TASK DIRECTIONS -> Write out the whole listing, matching it exactly.

SUPPLIED MATERIAL ->
-- Begin --

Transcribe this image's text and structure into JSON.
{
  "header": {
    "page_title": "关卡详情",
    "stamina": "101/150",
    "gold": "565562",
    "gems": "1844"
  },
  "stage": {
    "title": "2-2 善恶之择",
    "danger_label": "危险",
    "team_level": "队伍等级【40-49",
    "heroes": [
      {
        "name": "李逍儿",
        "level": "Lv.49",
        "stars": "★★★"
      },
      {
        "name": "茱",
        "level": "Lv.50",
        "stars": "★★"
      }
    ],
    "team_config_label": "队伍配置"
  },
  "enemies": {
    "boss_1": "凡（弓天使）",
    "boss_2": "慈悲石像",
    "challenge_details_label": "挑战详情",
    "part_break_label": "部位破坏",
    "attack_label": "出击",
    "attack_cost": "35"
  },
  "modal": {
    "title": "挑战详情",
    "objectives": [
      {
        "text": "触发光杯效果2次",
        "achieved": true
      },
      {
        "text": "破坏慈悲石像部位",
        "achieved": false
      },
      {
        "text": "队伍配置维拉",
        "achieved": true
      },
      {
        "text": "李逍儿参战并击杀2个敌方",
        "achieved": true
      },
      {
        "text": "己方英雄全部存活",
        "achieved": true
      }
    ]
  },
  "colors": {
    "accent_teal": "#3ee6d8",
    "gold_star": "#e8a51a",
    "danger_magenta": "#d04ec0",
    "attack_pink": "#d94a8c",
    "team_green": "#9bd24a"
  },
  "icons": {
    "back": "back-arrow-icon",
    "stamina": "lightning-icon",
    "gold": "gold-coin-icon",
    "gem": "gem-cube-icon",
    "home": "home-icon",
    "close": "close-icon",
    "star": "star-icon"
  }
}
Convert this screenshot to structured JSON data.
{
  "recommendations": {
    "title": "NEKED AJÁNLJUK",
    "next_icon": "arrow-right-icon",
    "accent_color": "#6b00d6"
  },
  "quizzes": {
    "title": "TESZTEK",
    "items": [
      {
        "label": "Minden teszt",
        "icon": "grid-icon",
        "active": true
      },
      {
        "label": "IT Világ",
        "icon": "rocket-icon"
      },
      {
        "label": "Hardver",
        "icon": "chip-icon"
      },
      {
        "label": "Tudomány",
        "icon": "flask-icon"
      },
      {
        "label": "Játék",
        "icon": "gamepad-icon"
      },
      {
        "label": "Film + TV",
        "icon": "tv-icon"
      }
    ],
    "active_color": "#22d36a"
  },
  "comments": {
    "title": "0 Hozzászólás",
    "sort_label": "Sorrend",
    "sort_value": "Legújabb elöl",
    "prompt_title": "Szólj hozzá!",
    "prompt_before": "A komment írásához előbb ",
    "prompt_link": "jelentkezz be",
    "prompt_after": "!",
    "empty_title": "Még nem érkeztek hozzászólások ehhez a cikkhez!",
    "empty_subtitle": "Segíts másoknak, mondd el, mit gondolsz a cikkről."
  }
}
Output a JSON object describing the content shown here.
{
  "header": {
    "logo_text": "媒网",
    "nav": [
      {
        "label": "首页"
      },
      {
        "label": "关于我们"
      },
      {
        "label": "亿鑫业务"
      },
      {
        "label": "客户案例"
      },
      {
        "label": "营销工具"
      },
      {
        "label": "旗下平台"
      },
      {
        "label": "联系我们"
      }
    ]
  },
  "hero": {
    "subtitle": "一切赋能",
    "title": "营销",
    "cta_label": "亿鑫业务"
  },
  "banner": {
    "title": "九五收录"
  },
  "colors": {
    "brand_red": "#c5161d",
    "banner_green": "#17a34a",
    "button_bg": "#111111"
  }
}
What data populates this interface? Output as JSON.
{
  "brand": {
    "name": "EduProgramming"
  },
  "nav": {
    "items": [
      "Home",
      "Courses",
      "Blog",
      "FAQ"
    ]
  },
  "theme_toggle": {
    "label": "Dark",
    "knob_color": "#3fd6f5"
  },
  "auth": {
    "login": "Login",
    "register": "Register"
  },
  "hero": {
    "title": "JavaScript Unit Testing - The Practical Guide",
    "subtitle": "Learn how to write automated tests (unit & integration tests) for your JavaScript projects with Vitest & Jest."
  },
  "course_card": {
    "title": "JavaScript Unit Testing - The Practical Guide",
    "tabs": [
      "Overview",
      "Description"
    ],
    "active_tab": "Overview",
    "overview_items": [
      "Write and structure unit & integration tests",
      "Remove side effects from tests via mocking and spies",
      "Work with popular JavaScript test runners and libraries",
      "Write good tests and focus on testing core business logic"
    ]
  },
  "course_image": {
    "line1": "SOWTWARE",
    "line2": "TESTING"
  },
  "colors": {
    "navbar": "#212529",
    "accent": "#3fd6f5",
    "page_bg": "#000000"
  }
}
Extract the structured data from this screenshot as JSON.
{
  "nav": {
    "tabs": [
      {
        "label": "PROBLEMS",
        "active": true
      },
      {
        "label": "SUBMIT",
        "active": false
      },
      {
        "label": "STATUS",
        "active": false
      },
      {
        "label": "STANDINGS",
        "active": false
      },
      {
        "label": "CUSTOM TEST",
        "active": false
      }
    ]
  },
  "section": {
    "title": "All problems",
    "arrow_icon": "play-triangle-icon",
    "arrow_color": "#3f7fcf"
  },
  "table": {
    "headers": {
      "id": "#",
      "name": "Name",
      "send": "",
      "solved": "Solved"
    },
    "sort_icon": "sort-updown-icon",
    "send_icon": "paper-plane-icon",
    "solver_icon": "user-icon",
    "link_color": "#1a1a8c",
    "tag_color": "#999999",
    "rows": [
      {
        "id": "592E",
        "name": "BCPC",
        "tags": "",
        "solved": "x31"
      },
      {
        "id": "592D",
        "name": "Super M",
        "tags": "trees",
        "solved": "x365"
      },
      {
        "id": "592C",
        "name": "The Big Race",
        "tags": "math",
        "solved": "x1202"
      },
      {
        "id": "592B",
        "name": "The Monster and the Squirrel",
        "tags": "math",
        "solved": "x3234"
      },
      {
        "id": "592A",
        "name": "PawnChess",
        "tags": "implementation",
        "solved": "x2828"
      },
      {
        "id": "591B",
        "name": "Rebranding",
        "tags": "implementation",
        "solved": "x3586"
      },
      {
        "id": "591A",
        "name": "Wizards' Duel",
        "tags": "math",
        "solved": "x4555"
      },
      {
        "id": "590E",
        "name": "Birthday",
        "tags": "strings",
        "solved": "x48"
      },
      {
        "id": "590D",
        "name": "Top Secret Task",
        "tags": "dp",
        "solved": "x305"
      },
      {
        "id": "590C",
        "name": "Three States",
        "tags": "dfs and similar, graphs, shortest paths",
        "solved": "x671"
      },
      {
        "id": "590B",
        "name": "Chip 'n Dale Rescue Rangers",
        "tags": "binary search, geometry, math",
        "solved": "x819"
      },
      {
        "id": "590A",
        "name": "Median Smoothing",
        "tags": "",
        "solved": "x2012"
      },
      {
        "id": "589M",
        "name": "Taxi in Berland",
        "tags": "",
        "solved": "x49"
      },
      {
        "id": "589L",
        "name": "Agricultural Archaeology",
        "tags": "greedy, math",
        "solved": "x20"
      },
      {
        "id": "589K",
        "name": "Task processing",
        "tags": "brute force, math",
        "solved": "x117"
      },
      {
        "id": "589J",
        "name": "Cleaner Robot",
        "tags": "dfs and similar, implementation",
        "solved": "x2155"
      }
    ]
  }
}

-- End --

ANSWER TO THIS TASK ->
Transcribe this image's text and structure into JSON.
{
  "header": {
    "page_title": "关卡详情",
    "stamina": "101/150",
    "gold": "565562",
    "gems": "1844"
  },
  "stage": {
    "title": "2-2 善恶之择",
    "danger_label": "危险",
    "team_level": "队伍等级【40-49",
    "heroes": [
      {
        "name": "李逍儿",
        "level": "Lv.49",
        "stars": "★★★"
      },
      {
        "name": "茱",
        "level": "Lv.50",
        "stars": "★★"
      }
    ],
    "team_config_label": "队伍配置"
  },
  "enemies": {
    "boss_1": "凡（弓天使）",
    "boss_2": "慈悲石像",
    "challenge_details_label": "挑战详情",
    "part_break_label": "部位破坏",
    "attack_label": "出击",
    "attack_cost": "35"
  },
  "modal": {
    "title": "挑战详情",
    "objectives": [
      {
        "text": "触发光杯效果2次",
        "achieved": true
      },
      {
        "text": "破坏慈悲石像部位",
        "achieved": false
      },
      {
        "text": "队伍配置维拉",
        "achieved": true
      },
      {
        "text": "李逍儿参战并击杀2个敌方",
        "achieved": true
      },
      {
        "text": "己方英雄全部存活",
        "achieved": true
      }
    ]
  },
  "colors": {
    "accent_teal": "#3ee6d8",
    "gold_star": "#e8a51a",
    "danger_magenta": "#d04ec0",
    "attack_pink": "#d94a8c",
    "team_green": "#9bd24a"
  },
  "icons": {
    "back": "back-arrow-icon",
    "stamina": "lightning-icon",
    "gold": "gold-coin-icon",
    "gem": "gem-cube-icon",
    "home": "home-icon",
    "close": "close-icon",
    "star": "star-icon"
  }
}
Convert this screenshot to structured JSON data.
{
  "recommendations": {
    "title": "NEKED AJÁNLJUK",
    "next_icon": "arrow-right-icon",
    "accent_color": "#6b00d6"
  },
  "quizzes": {
    "title": "TESZTEK",
    "items": [
      {
        "label": "Minden teszt",
        "icon": "grid-icon",
        "active": true
      },
      {
        "label": "IT Világ",
        "icon": "rocket-icon"
      },
      {
        "label": "Hardver",
        "icon": "chip-icon"
      },
      {
        "label": "Tudomány",
        "icon": "flask-icon"
      },
      {
        "label": "Játék",
        "icon": "gamepad-icon"
      },
      {
        "label": "Film + TV",
        "icon": "tv-icon"
      }
    ],
    "active_color": "#22d36a"
  },
  "comments": {
    "title": "0 Hozzászólás",
    "sort_label": "Sorrend",
    "sort_value": "Legújabb elöl",
    "prompt_title": "Szólj hozzá!",
    "prompt_before": "A komment írásához előbb ",
    "prompt_link": "jelentkezz be",
    "prompt_after": "!",
    "empty_title": "Még nem érkeztek hozzászólások ehhez a cikkhez!",
    "empty_subtitle": "Segíts másoknak, mondd el, mit gondolsz a cikkről."
  }
}
Output a JSON object describing the content shown here.
{
  "header": {
    "logo_text": "媒网",
    "nav": [
      {
        "label": "首页"
      },
      {
        "label": "关于我们"
      },
      {
        "label": "亿鑫业务"
      },
      {
        "label": "客户案例"
      },
      {
        "label": "营销工具"
      },
      {
        "label": "旗下平台"
      },
      {
        "label": "联系我们"
      }
    ]
  },
  "hero": {
    "subtitle": "一切赋能",
    "title": "营销",
    "cta_label": "亿鑫业务"
  },
  "banner": {
    "title": "九五收录"
  },
  "colors": {
    "brand_red": "#c5161d",
    "banner_green": "#17a34a",
    "button_bg": "#111111"
  }
}
What data populates this interface? Output as JSON.
{
  "brand": {
    "name": "EduProgramming"
  },
  "nav": {
    "items": [
      "Home",
      "Courses",
      "Blog",
      "FAQ"
    ]
  },
  "theme_toggle": {
    "label": "Dark",
    "knob_color": "#3fd6f5"
  },
  "auth": {
    "login": "Login",
    "register": "Register"
  },
  "hero": {
    "title": "JavaScript Unit Testing - The Practical Guide",
    "subtitle": "Learn how to write automated tests (unit & integration tests) for your JavaScript projects with Vitest & Jest."
  },
  "course_card": {
    "title": "JavaScript Unit Testing - The Practical Guide",
    "tabs": [
      "Overview",
      "Description"
    ],
    "active_tab": "Overview",
    "overview_items": [
      "Write and structure unit & integration tests",
      "Remove side effects from tests via mocking and spies",
      "Work with popular JavaScript test runners and libraries",
      "Write good tests and focus on testing core business logic"
    ]
  },
  "course_image": {
    "line1": "SOWTWARE",
    "line2": "TESTING"
  },
  "colors": {
    "navbar": "#212529",
    "accent": "#3fd6f5",
    "page_bg": "#000000"
  }
}
Extract the structured data from this screenshot as JSON.
{
  "nav": {
    "tabs": [
      {
        "label": "PROBLEMS",
        "active": true
      },
      {
        "label": "SUBMIT",
        "active": false
      },
      {
        "label": "STATUS",
        "active": false
      },
      {
        "label": "STANDINGS",
        "active": false
      },
      {
        "label": "CUSTOM TEST",
        "active": false
      }
    ]
  },
  "section": {
    "title": "All problems",
    "arrow_icon": "play-triangle-icon",
    "arrow_color": "#3f7fcf"
  },
  "table": {
    "headers": {
      "id": "#",
      "name": "Name",
      "send": "",
      "solved": "Solved"
    },
    "sort_icon": "sort-updown-icon",
    "send_icon": "paper-plane-icon",
    "solver_icon": "user-icon",
    "link_color": "#1a1a8c",
    "tag_color": "#999999",
    "rows": [
      {
        "id": "592E",
        "name": "BCPC",
        "tags": "",
        "solved": "x31"
      },
      {
        "id": "592D",
        "name": "Super M",
        "tags": "trees",
        "solved": "x365"
      },
      {
        "id": "592C",
        "name": "The Big Race",
        "tags": "math",
        "solved": "x1202"
      },
      {
        "id": "592B",
        "name": "The Monster and the Squirrel",
        "tags": "math",
        "solved": "x3234"
      },
      {
        "id": "592A",
        "name": "PawnChess",
        "tags": "implementation",
        "solved": "x2828"
      },
      {
        "id": "591B",
        "name": "Rebranding",
        "tags": "implementation",
        "solved": "x3586"
      },
      {
        "id": "591A",
        "name": "Wizards' Duel",
        "tags": "math",
        "solved": "x4555"
      },
      {
        "id": "590E",
        "name": "Birthday",
        "tags": "strings",
        "solved": "x48"
      },
      {
        "id": "590D",
        "name": "Top Secret Task",
        "tags": "dp",
        "solved": "x305"
      },
      {
        "id": "590C",
        "name": "Three States",
        "tags": "dfs and similar, graphs, shortest paths",
        "solved": "x671"
      },
      {
        "id": "590B",
        "name": "Chip 'n Dale Rescue Rangers",
        "tags": "binary search, geometry, math",
        "solved": "x819"
      },
      {
        "id": "590A",
        "name": "Median Smoothing",
        "tags": "",
        "solved": "x2012"
      },
      {
        "id": "589M",
        "name": "Taxi in Berland",
        "tags": "",
        "solved": "x49"
      },
      {
        "id": "589L",
        "name": "Agricultural Archaeology",
        "tags": "greedy, math",
        "solved": "x20"
      },
      {
        "id": "589K",
        "name": "Task processing",
        "tags": "brute force, math",
        "solved": "x117"
      },
      {
        "id": "589J",
        "name": "Cleaner Robot",
        "tags": "dfs and similar, implementation",
        "solved": "x2155"
      }
    ]
  }
}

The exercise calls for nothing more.